| PROBLEM TO SOLVE |
Below are entries. Pull out all lines containing "Recovery".

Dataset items
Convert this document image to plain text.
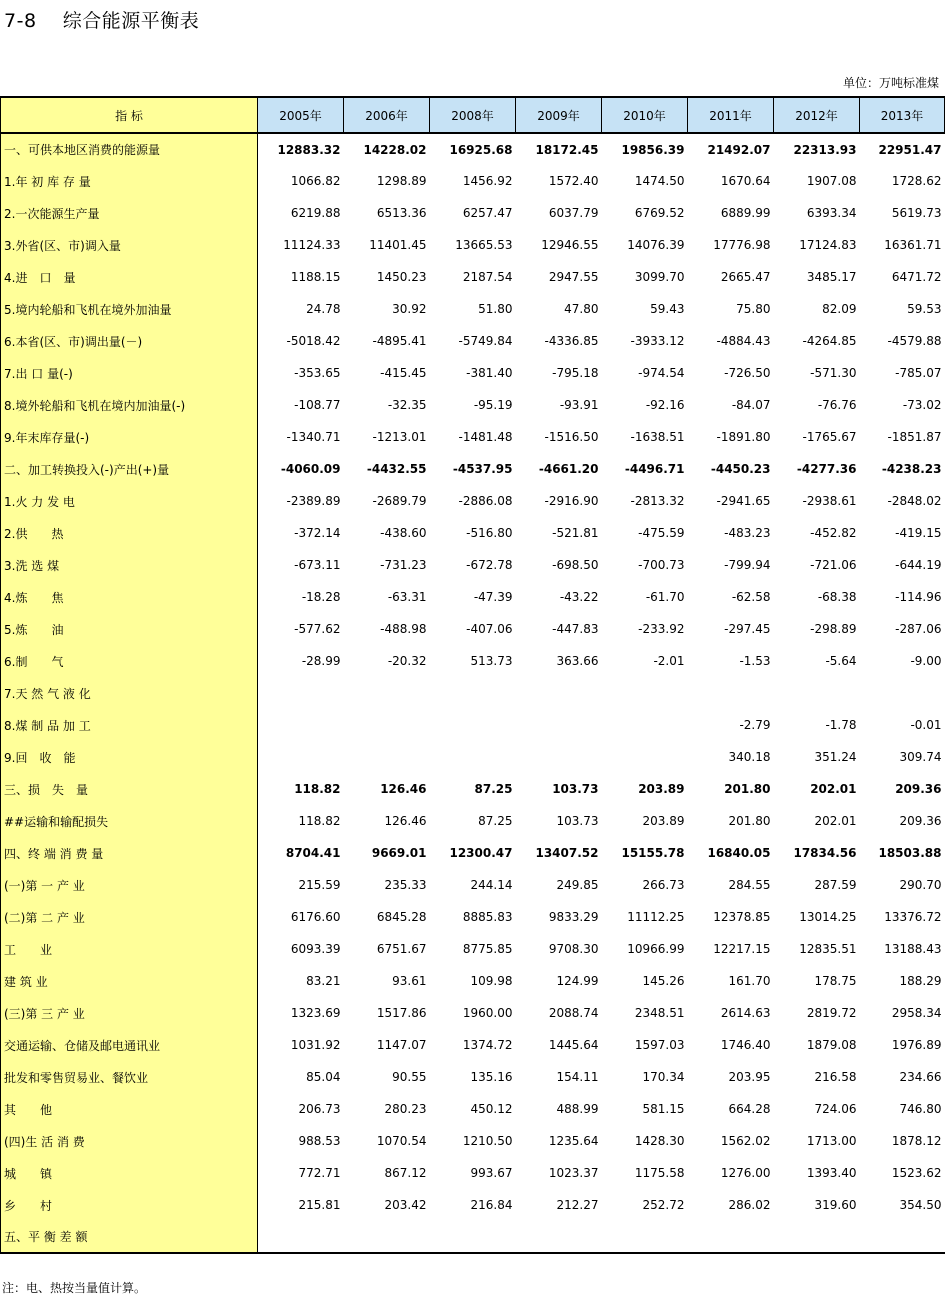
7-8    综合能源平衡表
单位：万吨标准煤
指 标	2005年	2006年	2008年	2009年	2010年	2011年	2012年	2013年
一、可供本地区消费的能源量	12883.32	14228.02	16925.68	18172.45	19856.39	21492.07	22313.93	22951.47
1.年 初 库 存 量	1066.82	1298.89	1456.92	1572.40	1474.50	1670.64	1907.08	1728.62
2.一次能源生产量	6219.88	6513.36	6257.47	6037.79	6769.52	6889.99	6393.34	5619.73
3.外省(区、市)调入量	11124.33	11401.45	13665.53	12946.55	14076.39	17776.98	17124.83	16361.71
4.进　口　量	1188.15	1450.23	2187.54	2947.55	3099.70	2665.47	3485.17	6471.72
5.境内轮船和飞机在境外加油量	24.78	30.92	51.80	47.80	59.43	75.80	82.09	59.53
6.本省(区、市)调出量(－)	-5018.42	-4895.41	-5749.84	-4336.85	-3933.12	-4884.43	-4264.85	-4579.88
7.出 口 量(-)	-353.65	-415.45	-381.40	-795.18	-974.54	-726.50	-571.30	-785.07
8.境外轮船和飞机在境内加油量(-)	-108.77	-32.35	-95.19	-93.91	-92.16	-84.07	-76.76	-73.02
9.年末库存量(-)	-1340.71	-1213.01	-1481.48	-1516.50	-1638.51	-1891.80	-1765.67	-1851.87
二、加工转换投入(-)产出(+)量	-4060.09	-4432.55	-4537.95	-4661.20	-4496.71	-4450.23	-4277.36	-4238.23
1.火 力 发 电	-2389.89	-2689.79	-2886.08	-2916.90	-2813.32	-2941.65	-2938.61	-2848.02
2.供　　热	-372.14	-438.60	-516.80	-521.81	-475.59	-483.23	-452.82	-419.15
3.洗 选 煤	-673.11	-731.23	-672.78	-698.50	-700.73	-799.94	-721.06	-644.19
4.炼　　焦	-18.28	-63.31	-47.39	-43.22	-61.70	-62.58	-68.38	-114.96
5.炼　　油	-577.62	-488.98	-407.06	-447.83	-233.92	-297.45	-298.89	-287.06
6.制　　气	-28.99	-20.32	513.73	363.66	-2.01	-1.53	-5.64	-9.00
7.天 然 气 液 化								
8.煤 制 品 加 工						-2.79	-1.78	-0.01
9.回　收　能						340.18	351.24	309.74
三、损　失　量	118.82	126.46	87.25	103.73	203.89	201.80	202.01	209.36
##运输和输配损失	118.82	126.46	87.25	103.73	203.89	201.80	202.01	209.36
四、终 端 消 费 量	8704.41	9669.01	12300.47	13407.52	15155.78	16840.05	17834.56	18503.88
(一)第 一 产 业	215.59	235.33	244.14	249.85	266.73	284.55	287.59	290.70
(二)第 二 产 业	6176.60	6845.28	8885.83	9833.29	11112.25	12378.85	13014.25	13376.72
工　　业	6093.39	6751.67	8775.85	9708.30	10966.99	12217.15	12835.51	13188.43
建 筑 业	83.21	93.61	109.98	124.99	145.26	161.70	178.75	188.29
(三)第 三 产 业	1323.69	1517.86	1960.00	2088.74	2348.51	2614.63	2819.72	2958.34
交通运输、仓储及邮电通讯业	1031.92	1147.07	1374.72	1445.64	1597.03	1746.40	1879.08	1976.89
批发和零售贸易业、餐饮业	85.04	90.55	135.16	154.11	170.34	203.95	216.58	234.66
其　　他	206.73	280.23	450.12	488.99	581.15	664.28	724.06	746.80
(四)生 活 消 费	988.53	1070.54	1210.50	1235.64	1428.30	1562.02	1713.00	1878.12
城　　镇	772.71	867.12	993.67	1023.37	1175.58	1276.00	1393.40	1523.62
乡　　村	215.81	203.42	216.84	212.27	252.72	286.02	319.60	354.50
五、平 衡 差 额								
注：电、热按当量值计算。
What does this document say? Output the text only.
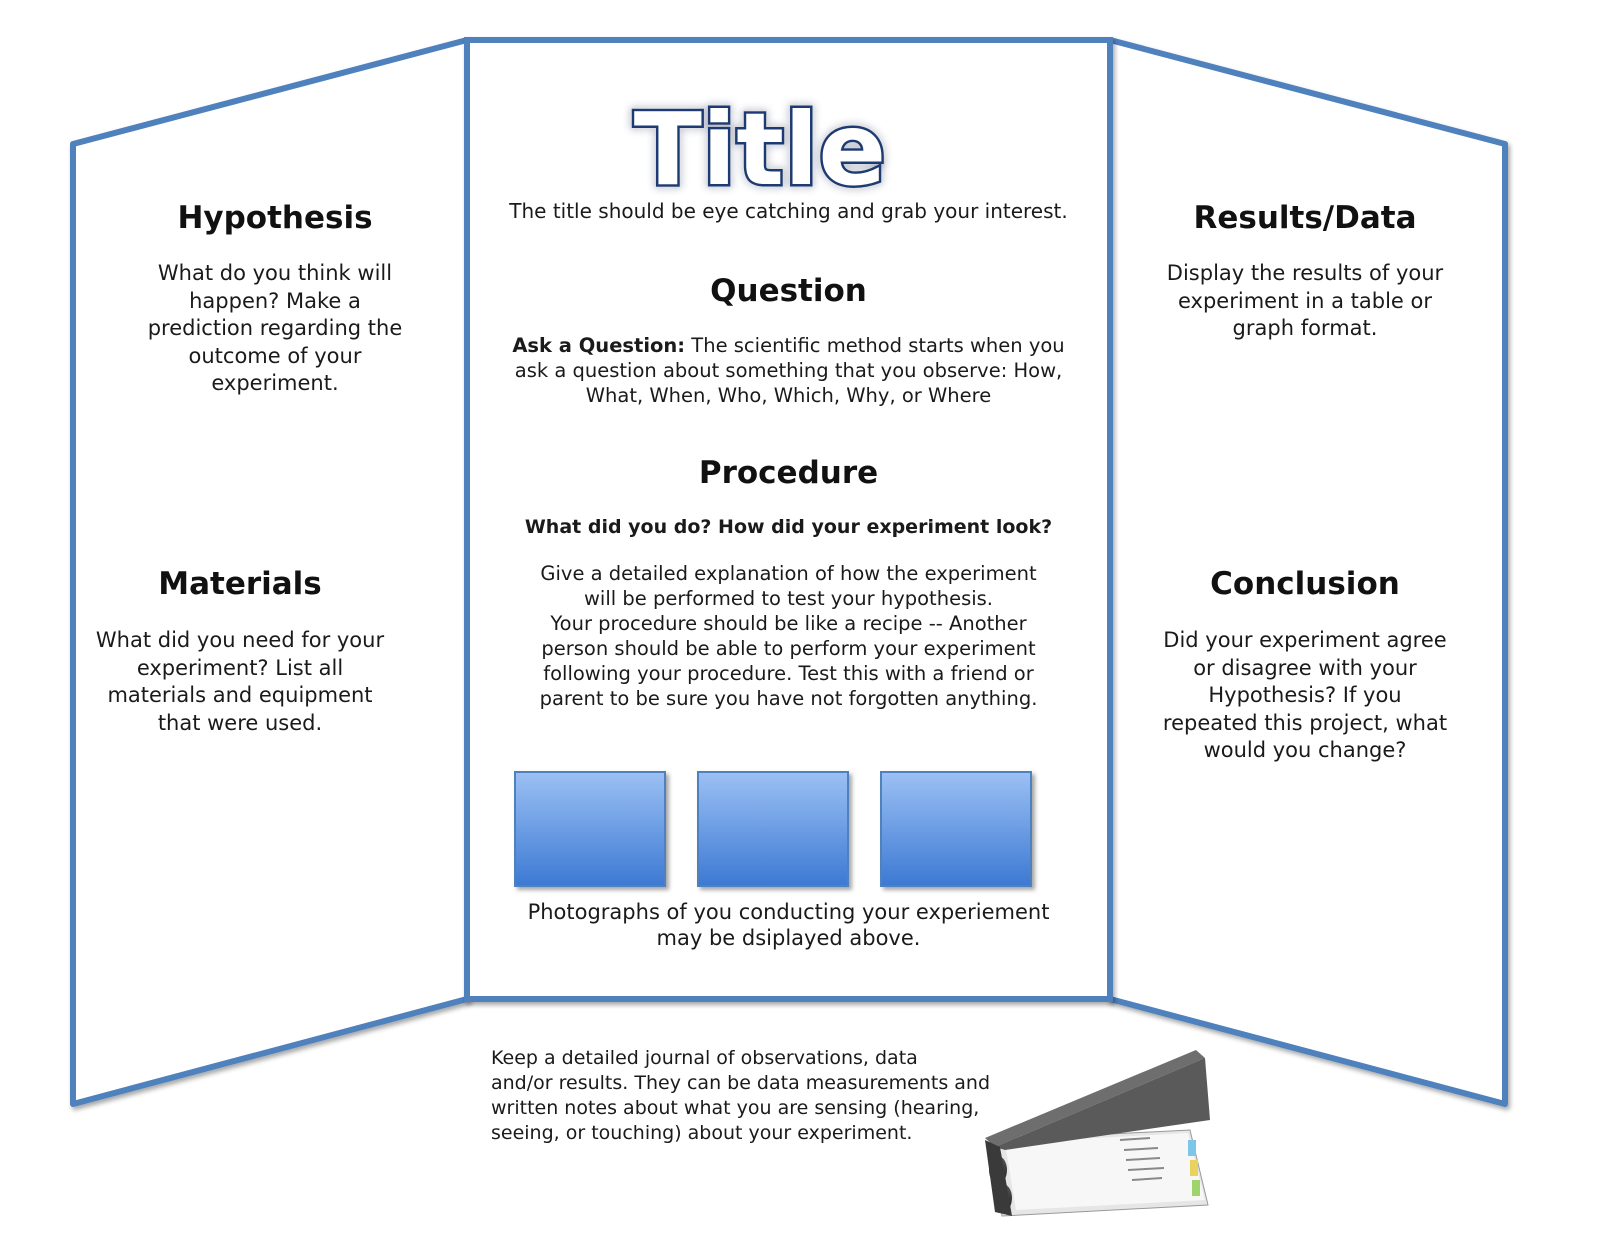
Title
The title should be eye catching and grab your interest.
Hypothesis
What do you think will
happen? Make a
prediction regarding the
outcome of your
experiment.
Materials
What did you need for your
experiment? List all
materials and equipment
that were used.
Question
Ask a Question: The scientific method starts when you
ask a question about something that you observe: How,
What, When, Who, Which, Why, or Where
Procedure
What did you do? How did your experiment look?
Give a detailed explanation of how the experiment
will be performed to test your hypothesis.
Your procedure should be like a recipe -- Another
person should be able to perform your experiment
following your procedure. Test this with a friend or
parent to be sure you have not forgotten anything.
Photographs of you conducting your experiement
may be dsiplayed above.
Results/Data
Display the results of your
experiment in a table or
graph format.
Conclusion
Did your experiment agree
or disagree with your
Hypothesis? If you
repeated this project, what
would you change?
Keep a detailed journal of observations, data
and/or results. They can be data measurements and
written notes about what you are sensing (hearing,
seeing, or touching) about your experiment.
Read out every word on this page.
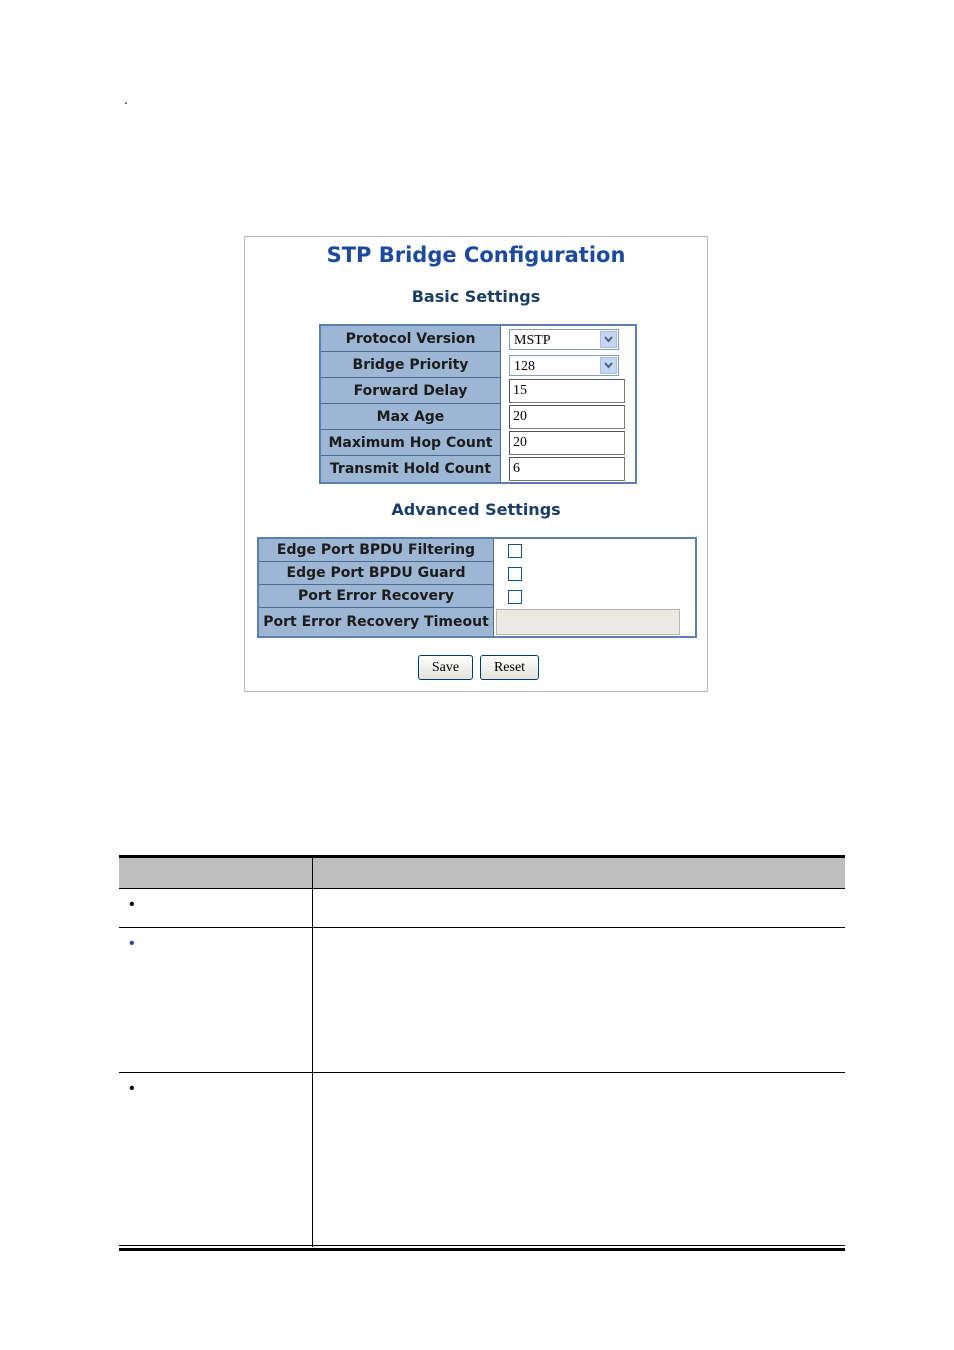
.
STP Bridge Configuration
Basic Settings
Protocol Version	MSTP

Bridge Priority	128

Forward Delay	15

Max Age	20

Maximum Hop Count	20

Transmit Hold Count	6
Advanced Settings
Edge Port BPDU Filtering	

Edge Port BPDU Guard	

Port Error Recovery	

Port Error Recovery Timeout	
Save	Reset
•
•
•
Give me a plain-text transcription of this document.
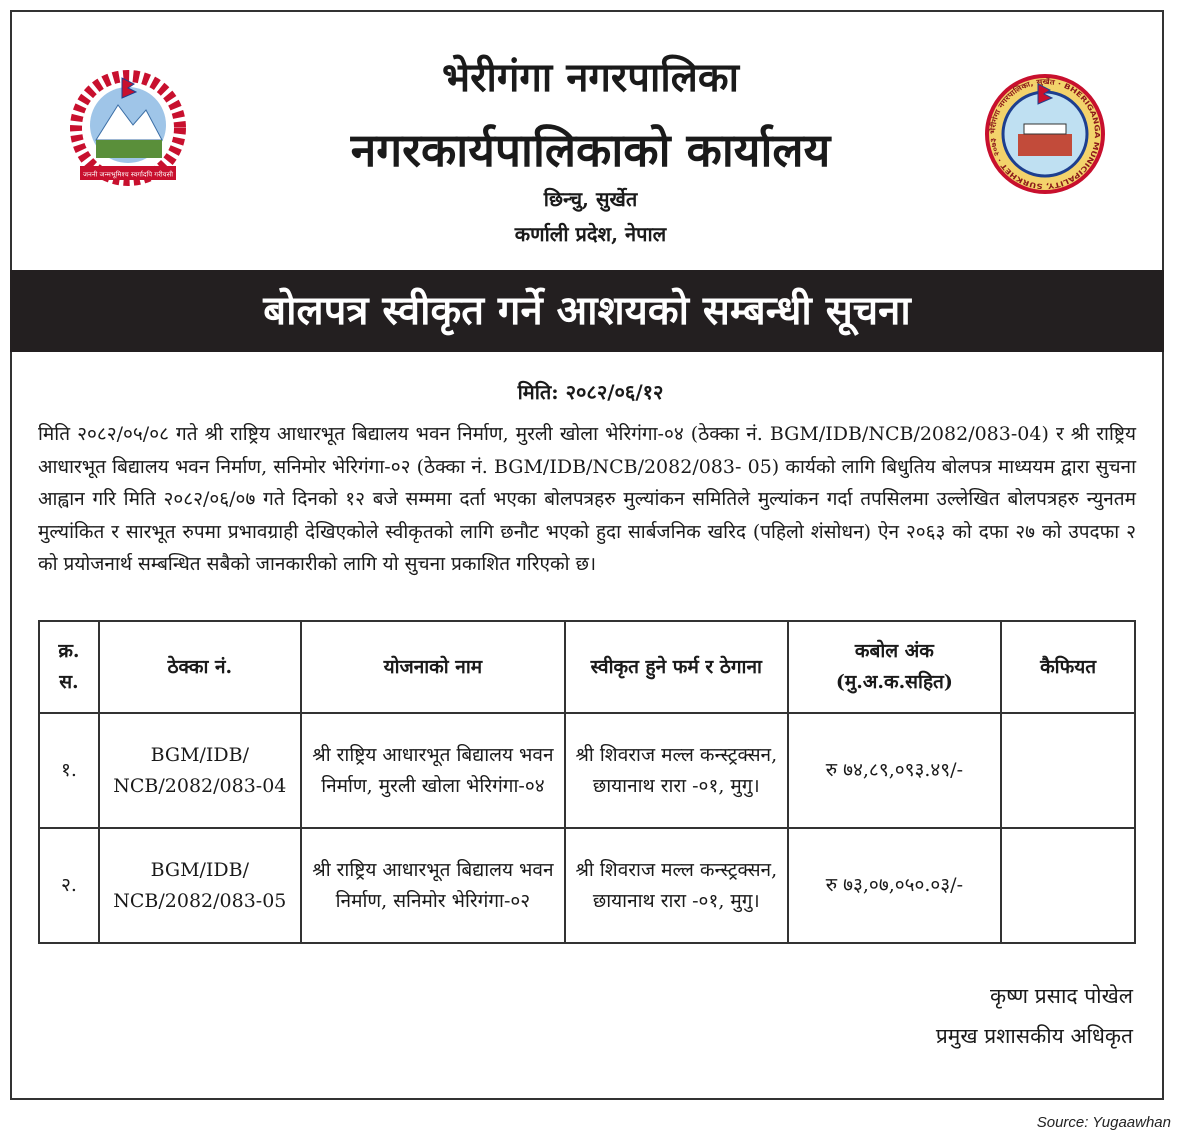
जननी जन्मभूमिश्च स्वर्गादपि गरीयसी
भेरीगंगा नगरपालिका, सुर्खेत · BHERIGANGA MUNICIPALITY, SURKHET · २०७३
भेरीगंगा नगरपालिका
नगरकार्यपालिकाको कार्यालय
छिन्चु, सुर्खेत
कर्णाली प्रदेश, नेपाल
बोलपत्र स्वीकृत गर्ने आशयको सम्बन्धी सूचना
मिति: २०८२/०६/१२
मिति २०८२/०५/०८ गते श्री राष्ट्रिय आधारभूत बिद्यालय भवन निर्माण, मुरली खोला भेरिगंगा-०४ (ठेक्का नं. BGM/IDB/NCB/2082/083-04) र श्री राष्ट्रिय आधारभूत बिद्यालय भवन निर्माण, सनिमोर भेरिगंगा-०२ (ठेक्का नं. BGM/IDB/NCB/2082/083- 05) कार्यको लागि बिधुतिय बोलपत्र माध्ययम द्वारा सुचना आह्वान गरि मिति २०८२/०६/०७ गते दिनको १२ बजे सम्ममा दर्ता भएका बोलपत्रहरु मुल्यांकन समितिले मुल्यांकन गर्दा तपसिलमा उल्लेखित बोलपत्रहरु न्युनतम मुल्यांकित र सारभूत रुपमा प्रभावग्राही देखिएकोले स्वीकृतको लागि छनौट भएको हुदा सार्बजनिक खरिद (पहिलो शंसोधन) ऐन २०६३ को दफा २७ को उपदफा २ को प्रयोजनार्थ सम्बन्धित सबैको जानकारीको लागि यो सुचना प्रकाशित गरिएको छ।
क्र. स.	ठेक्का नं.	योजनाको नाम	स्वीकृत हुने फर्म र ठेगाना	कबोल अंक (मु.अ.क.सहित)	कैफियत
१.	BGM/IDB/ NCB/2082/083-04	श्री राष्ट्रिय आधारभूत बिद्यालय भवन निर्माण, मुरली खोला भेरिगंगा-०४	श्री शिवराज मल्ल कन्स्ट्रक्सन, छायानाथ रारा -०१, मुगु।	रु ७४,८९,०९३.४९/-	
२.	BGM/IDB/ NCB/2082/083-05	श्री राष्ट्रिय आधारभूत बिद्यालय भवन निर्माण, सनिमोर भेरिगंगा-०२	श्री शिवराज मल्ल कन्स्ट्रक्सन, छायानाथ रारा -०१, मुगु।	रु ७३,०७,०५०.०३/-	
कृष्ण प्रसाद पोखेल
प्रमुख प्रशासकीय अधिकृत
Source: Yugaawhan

| RIGHT ANSWER |
Port Error Recovery	
Port Error Recovery Timeout	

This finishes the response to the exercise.